== Stated problem 1 ==
Decide whether each statement below agrees with the book review. For each, answer yes or no and quote the exact words from the review that settle it: (a) The book is divided into three sections. (b) The authors argue that cities should think in terms of stability, sustainability, and the longer-term. (c) The first section of the book mainly deals with the concept of ‘smart’.

== Passage ==
--- Start ---
Rethinking the Smart City: Democratizing Urban Technology by Evgeny Morozov and Francesca Bria (New York: Rosa Luxemburg Stiftung)

The book Rethinking the Smart City: Democratizing Urban Technology by Evgeny Morozov and Francesca Bria, provides a timely critical reflection of the smart city, and the importance of its future developments for both citizens and municipal authorities alike. The book offers a critical look at a term that is often simplified as a cure-all for solving problems in the city. The current way of operating the smart city, as put forward by the authors, cannot be understood without also looking at the political environment it resides in. That is, the principles of neoliberalism, including predatory capitalism, short-term outlooks, speculative and risky investments with maximum profits but minimal investment into the long-term. The authors argue that cities should think in terms of stability, sustainability, and the longer-term, providing the reader with a variety of case studies and examples of cities that have tried to break free from the hold of neoliberalism so that citizens can take control and be fully invested in what happens to their data and their city.

The book is separated into two sections. The first section primarily deals with the concept of ‘smart’, and provides an overview of the smart city, delving into the close connection between the policies of the smart city and those of neoliberalism, including the transition of the urban landscape into privatised Keynesian cities, the predominance of smart austerity, and finally the potential solution to the grip that corporations and neoliberalism have over the smart city: that of technological sovereignty. The focus on speculative markets, private ownership, and short-term focus at the expense of the long-term has led to cities not having control over how they are managed, and are instead controlled and shaped by a few corporate individuals and technology giants.
--- End ---
== Supplied data ==
--- Start ---
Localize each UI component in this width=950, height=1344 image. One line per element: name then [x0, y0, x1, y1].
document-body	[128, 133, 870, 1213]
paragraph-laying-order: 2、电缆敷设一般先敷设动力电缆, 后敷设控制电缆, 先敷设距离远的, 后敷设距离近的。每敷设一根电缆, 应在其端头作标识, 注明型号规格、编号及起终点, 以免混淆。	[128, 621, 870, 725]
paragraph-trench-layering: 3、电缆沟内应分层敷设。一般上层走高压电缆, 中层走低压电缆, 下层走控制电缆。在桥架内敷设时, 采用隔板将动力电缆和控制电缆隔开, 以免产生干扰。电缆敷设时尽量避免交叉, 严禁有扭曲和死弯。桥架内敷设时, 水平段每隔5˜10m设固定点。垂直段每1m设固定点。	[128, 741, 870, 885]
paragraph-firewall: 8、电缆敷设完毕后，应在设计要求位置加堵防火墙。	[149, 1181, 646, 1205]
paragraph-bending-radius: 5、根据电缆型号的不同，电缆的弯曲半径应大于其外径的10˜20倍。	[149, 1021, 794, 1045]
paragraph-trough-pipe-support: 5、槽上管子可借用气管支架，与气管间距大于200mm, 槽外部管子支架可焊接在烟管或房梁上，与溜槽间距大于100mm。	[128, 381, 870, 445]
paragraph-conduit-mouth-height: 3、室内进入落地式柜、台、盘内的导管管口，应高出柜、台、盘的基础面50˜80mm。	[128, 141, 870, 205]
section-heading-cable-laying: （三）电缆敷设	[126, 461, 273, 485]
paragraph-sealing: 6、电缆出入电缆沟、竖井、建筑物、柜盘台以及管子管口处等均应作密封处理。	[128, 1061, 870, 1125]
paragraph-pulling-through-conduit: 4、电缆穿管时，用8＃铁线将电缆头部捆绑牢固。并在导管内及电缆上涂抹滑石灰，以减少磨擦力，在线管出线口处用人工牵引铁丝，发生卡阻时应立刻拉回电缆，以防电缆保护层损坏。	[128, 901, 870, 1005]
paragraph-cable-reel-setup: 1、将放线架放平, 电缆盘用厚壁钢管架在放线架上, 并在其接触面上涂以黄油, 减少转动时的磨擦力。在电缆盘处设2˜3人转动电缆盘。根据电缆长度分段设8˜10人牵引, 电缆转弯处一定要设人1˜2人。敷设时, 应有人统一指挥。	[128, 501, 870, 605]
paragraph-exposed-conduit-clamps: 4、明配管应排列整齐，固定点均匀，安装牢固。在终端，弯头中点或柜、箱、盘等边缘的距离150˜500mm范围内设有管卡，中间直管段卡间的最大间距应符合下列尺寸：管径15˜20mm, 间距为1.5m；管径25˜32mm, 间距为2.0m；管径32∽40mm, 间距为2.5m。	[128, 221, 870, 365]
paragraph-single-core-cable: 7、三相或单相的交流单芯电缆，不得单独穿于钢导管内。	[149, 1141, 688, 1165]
--- End ---
== Stated problem 2 ==
Transcribe the records word for word. Start at their first line and stop after the line that contains "141, 870, 205]".

== Exercise solution 1 ==
(a) No: "The book is separated into two sections."
(b) Yes: "The authors argue that cities should think in terms of stability, sustainability, and the longer-term"
(c) Yes: "The first section primarily deals with the concept of ‘smart’"

== Exercise solution 2 ==
Localize each UI component in this width=950, height=1344 image. One line per element: name then [x0, y0, x1, y1].
document-body	[128, 133, 870, 1213]
paragraph-laying-order: 2、电缆敷设一般先敷设动力电缆, 后敷设控制电缆, 先敷设距离远的, 后敷设距离近的。每敷设一根电缆, 应在其端头作标识, 注明型号规格、编号及起终点, 以免混淆。	[128, 621, 870, 725]
paragraph-trench-layering: 3、电缆沟内应分层敷设。一般上层走高压电缆, 中层走低压电缆, 下层走控制电缆。在桥架内敷设时, 采用隔板将动力电缆和控制电缆隔开, 以免产生干扰。电缆敷设时尽量避免交叉, 严禁有扭曲和死弯。桥架内敷设时, 水平段每隔5˜10m设固定点。垂直段每1m设固定点。	[128, 741, 870, 885]
paragraph-firewall: 8、电缆敷设完毕后，应在设计要求位置加堵防火墙。	[149, 1181, 646, 1205]
paragraph-bending-radius: 5、根据电缆型号的不同，电缆的弯曲半径应大于其外径的10˜20倍。	[149, 1021, 794, 1045]
paragraph-trough-pipe-support: 5、槽上管子可借用气管支架，与气管间距大于200mm, 槽外部管子支架可焊接在烟管或房梁上，与溜槽间距大于100mm。	[128, 381, 870, 445]
paragraph-conduit-mouth-height: 3、室内进入落地式柜、台、盘内的导管管口，应高出柜、台、盘的基础面50˜80mm。	[128, 141, 870, 205]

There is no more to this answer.